• Items:

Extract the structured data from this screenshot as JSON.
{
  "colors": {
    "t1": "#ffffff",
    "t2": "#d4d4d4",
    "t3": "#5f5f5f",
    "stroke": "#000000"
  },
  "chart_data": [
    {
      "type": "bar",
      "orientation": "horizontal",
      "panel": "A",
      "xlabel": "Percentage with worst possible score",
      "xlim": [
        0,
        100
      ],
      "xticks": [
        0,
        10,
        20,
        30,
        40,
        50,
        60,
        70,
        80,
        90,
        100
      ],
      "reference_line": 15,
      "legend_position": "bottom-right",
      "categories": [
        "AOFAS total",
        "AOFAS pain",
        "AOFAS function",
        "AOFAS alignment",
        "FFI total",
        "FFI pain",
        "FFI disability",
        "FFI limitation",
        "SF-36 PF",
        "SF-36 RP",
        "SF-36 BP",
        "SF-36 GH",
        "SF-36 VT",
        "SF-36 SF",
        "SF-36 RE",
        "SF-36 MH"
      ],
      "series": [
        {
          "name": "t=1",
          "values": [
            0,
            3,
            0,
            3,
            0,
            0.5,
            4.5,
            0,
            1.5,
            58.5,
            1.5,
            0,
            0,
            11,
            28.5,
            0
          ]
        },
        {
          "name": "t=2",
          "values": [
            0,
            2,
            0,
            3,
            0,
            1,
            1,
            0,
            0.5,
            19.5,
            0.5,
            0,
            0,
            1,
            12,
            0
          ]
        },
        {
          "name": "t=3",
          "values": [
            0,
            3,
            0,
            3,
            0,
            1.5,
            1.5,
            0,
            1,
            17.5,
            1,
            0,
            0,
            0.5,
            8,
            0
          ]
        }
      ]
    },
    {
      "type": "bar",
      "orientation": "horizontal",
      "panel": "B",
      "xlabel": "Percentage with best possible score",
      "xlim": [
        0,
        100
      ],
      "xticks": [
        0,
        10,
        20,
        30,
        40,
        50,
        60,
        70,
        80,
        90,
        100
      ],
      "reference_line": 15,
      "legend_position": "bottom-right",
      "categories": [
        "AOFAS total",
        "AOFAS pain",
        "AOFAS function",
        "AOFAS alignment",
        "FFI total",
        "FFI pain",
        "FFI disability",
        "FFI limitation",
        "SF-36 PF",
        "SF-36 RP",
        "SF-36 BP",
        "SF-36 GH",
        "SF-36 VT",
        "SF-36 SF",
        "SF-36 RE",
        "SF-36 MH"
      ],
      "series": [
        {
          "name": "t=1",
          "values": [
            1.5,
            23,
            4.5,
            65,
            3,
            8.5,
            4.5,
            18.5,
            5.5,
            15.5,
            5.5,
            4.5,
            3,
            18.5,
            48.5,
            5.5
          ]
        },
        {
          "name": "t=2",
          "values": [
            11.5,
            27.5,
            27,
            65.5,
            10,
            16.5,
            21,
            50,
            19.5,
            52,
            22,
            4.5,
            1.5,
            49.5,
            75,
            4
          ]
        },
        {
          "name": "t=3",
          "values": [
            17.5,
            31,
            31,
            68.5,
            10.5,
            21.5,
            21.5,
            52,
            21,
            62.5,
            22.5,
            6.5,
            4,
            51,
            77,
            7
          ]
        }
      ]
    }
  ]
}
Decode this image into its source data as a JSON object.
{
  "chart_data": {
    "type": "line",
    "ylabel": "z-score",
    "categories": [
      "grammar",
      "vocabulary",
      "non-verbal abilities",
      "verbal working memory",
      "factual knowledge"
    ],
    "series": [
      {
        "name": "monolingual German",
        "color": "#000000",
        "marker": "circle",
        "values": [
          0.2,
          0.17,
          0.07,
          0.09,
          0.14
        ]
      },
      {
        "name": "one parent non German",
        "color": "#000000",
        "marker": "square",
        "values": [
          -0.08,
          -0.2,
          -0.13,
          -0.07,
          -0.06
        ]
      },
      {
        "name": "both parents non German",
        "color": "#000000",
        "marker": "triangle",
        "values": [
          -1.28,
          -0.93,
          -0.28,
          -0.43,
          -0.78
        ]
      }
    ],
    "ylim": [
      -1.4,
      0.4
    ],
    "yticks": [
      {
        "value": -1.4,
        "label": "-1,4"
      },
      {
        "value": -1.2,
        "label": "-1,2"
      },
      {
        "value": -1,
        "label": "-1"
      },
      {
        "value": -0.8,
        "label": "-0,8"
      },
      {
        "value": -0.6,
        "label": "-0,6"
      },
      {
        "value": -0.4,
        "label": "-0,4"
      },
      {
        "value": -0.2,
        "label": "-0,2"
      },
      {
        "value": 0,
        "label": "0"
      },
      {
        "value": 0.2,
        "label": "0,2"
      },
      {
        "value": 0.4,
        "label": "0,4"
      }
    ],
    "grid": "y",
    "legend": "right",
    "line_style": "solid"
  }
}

• Work to complete:
Reproduce the full listing word for word.

• Full answer:
Extract the structured data from this screenshot as JSON.
{
  "colors": {
    "t1": "#ffffff",
    "t2": "#d4d4d4",
    "t3": "#5f5f5f",
    "stroke": "#000000"
  },
  "chart_data": [
    {
      "type": "bar",
      "orientation": "horizontal",
      "panel": "A",
      "xlabel": "Percentage with worst possible score",
      "xlim": [
        0,
        100
      ],
      "xticks": [
        0,
        10,
        20,
        30,
        40,
        50,
        60,
        70,
        80,
        90,
        100
      ],
      "reference_line": 15,
      "legend_position": "bottom-right",
      "categories": [
        "AOFAS total",
        "AOFAS pain",
        "AOFAS function",
        "AOFAS alignment",
        "FFI total",
        "FFI pain",
        "FFI disability",
        "FFI limitation",
        "SF-36 PF",
        "SF-36 RP",
        "SF-36 BP",
        "SF-36 GH",
        "SF-36 VT",
        "SF-36 SF",
        "SF-36 RE",
        "SF-36 MH"
      ],
      "series": [
        {
          "name": "t=1",
          "values": [
            0,
            3,
            0,
            3,
            0,
            0.5,
            4.5,
            0,
            1.5,
            58.5,
            1.5,
            0,
            0,
            11,
            28.5,
            0
          ]
        },
        {
          "name": "t=2",
          "values": [
            0,
            2,
            0,
            3,
            0,
            1,
            1,
            0,
            0.5,
            19.5,
            0.5,
            0,
            0,
            1,
            12,
            0
          ]
        },
        {
          "name": "t=3",
          "values": [
            0,
            3,
            0,
            3,
            0,
            1.5,
            1.5,
            0,
            1,
            17.5,
            1,
            0,
            0,
            0.5,
            8,
            0
          ]
        }
      ]
    },
    {
      "type": "bar",
      "orientation": "horizontal",
      "panel": "B",
      "xlabel": "Percentage with best possible score",
      "xlim": [
        0,
        100
      ],
      "xticks": [
        0,
        10,
        20,
        30,
        40,
        50,
        60,
        70,
        80,
        90,
        100
      ],
      "reference_line": 15,
      "legend_position": "bottom-right",
      "categories": [
        "AOFAS total",
        "AOFAS pain",
        "AOFAS function",
        "AOFAS alignment",
        "FFI total",
        "FFI pain",
        "FFI disability",
        "FFI limitation",
        "SF-36 PF",
        "SF-36 RP",
        "SF-36 BP",
        "SF-36 GH",
        "SF-36 VT",
        "SF-36 SF",
        "SF-36 RE",
        "SF-36 MH"
      ],
      "series": [
        {
          "name": "t=1",
          "values": [
            1.5,
            23,
            4.5,
            65,
            3,
            8.5,
            4.5,
            18.5,
            5.5,
            15.5,
            5.5,
            4.5,
            3,
            18.5,
            48.5,
            5.5
          ]
        },
        {
          "name": "t=2",
          "values": [
            11.5,
            27.5,
            27,
            65.5,
            10,
            16.5,
            21,
            50,
            19.5,
            52,
            22,
            4.5,
            1.5,
            49.5,
            75,
            4
          ]
        },
        {
          "name": "t=3",
          "values": [
            17.5,
            31,
            31,
            68.5,
            10.5,
            21.5,
            21.5,
            52,
            21,
            62.5,
            22.5,
            6.5,
            4,
            51,
            77,
            7
          ]
        }
      ]
    }
  ]
}
Decode this image into its source data as a JSON object.
{
  "chart_data": {
    "type": "line",
    "ylabel": "z-score",
    "categories": [
      "grammar",
      "vocabulary",
      "non-verbal abilities",
      "verbal working memory",
      "factual knowledge"
    ],
    "series": [
      {
        "name": "monolingual German",
        "color": "#000000",
        "marker": "circle",
        "values": [
          0.2,
          0.17,
          0.07,
          0.09,
          0.14
        ]
      },
      {
        "name": "one parent non German",
        "color": "#000000",
        "marker": "square",
        "values": [
          -0.08,
          -0.2,
          -0.13,
          -0.07,
          -0.06
        ]
      },
      {
        "name": "both parents non German",
        "color": "#000000",
        "marker": "triangle",
        "values": [
          -1.28,
          -0.93,
          -0.28,
          -0.43,
          -0.78
        ]
      }
    ],
    "ylim": [
      -1.4,
      0.4
    ],
    "yticks": [
      {
        "value": -1.4,
        "label": "-1,4"
      },
      {
        "value": -1.2,
        "label": "-1,2"
      },
      {
        "value": -1,
        "label": "-1"
      },
      {
        "value": -0.8,
        "label": "-0,8"
      },
      {
        "value": -0.6,
        "label": "-0,6"
      },
      {
        "value": -0.4,
        "label": "-0,4"
      },
      {
        "value": -0.2,
        "label": "-0,2"
      },
      {
        "value": 0,
        "label": "0"
      },
      {
        "value": 0.2,
        "label": "0,2"
      },
      {
        "value": 0.4,
        "label": "0,4"
      }
    ],
    "grid": "y",
    "legend": "right",
    "line_style": "solid"
  }
}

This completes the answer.